Annotated element entries
--------------------------------
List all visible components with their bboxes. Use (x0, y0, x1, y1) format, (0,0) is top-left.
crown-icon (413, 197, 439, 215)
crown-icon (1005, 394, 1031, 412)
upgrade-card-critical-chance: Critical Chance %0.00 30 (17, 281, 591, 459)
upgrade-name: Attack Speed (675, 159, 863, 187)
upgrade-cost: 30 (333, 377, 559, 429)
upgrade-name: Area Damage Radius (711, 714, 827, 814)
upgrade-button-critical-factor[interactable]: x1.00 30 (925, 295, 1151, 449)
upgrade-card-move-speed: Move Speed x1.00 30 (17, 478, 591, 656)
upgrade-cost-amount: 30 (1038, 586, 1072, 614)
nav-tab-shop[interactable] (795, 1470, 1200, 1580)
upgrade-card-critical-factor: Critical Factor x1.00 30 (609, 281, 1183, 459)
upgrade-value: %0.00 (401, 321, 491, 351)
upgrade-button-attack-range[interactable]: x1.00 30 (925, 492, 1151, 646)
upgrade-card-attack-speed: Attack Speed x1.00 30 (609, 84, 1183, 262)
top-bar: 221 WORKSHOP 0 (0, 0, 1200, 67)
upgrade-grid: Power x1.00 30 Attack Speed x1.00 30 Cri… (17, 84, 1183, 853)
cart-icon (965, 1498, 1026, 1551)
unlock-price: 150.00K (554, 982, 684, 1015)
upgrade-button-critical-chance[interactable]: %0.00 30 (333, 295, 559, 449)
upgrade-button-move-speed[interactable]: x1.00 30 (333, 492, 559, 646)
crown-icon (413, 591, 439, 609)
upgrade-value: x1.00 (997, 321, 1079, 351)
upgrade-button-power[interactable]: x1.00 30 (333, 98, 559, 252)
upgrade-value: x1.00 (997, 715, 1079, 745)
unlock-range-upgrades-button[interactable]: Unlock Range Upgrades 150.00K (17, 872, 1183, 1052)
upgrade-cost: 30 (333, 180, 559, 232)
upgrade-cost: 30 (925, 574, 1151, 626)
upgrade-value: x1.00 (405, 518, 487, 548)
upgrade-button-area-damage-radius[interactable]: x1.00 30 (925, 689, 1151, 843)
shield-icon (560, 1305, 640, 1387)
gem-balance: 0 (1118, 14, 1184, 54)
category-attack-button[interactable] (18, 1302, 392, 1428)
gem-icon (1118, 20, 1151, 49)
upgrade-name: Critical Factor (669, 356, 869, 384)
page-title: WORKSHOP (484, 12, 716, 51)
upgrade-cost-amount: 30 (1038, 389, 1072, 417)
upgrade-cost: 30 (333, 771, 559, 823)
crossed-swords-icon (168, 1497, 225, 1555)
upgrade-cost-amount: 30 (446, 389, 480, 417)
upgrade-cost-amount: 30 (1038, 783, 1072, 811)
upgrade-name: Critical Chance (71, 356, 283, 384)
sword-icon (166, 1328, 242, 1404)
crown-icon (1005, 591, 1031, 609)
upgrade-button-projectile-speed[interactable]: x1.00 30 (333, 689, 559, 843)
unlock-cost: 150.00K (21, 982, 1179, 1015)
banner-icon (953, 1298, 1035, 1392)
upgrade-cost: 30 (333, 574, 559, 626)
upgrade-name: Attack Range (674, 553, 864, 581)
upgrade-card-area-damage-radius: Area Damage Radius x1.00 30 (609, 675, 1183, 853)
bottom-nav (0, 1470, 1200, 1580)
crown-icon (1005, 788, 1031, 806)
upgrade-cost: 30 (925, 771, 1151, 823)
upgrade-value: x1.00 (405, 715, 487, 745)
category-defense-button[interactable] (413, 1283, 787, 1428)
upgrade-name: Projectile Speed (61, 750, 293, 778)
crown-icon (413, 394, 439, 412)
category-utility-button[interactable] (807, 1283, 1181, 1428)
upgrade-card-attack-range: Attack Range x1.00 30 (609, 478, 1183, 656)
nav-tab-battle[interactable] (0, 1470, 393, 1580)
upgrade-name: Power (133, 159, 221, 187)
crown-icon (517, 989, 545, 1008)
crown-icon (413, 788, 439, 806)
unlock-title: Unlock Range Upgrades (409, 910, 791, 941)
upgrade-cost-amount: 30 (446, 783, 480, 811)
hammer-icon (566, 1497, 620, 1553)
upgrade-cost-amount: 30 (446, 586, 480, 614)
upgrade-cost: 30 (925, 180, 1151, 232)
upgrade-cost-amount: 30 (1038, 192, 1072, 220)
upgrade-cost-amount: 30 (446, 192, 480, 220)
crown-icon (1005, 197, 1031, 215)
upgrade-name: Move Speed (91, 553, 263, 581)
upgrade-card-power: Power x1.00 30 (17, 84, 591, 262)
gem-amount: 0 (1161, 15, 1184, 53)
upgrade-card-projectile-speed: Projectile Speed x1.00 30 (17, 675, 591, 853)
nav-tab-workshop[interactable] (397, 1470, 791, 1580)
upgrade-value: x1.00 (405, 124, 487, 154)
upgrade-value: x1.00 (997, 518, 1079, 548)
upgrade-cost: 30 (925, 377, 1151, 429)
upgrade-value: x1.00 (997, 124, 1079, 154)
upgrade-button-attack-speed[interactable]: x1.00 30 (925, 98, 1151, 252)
--------------------------------
▸ Exercise aim
Can you write out the rows from the very start through the line that contains "upgrade-card-critical-chance: Critical Chance", switching "crown-icon" to "star-icon" and keeping everything else the same?

▸ Response to this task
List all visible components with their bboxes. Use (x0, y0, x1, y1) format, (0,0) is top-left.
star-icon (413, 197, 439, 215)
star-icon (1005, 394, 1031, 412)
upgrade-card-critical-chance: Critical Chance %0.00 30 (17, 281, 591, 459)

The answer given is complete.